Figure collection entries

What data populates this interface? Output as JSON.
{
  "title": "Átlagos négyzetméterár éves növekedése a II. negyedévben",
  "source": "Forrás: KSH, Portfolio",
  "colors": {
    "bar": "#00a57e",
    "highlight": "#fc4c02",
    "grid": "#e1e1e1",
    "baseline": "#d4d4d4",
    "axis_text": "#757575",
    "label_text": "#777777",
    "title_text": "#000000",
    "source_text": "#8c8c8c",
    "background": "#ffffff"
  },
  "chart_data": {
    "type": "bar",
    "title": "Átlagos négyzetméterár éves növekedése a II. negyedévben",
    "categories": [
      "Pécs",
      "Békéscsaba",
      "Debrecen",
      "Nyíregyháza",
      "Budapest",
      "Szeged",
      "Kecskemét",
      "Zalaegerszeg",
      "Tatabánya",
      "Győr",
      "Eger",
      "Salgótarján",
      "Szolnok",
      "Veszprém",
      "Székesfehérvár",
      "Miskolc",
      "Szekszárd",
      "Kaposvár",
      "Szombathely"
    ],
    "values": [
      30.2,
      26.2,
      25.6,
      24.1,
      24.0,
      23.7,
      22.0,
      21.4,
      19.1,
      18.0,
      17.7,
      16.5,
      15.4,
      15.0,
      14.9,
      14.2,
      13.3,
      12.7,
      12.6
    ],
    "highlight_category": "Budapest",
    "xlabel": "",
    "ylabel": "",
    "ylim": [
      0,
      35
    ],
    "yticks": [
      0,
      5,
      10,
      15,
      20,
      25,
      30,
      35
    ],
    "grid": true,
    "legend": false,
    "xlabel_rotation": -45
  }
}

* _Stated exercise_
Extract each line from the listing that holds the word "négyzetméterár".

* _Right answer_
  "title": "Átlagos négyzetméterár éves növekedése a II. negyedévben",
    "title": "Átlagos négyzetméterár éves növekedése a II. negyedévben",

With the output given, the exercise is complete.